## Task to carry out
Copy whichever lines contain the string "Pfarrkirche".

(Extracted records)
+ + + +
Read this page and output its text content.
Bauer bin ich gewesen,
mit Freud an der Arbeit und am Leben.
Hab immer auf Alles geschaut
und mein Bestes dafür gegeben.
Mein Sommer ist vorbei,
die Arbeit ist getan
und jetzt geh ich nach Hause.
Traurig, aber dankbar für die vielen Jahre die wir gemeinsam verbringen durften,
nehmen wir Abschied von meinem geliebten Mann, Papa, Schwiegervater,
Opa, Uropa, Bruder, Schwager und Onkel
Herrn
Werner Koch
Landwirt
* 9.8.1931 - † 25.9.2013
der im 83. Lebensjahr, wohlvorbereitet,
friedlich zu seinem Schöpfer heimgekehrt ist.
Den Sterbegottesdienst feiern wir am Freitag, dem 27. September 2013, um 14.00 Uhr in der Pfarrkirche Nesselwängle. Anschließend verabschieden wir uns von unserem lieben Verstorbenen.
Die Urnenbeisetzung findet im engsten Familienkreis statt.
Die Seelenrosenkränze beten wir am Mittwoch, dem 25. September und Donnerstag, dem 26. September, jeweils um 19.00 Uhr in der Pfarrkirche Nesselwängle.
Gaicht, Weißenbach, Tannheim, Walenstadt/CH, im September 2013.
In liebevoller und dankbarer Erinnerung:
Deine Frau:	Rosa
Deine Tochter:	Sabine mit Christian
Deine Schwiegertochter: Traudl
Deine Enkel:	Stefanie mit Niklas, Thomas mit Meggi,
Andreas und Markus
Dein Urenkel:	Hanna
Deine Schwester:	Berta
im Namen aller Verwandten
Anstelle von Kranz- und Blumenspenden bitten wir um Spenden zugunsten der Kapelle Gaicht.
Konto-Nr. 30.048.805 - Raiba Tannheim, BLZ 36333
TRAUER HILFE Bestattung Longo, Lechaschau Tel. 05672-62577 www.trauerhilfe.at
+ + + +
## Exercise result
Den Sterbegottesdienst feiern wir am Freitag, dem 27. September 2013, um 14.00 Uhr in der Pfarrkirche Nesselwängle. Anschließend verabschieden wir uns von unserem lieben Verstorbenen.
Die Seelenrosenkränze beten wir am Mittwoch, dem 25. September und Donnerstag, dem 26. September, jeweils um 19.00 Uhr in der Pfarrkirche Nesselwängle.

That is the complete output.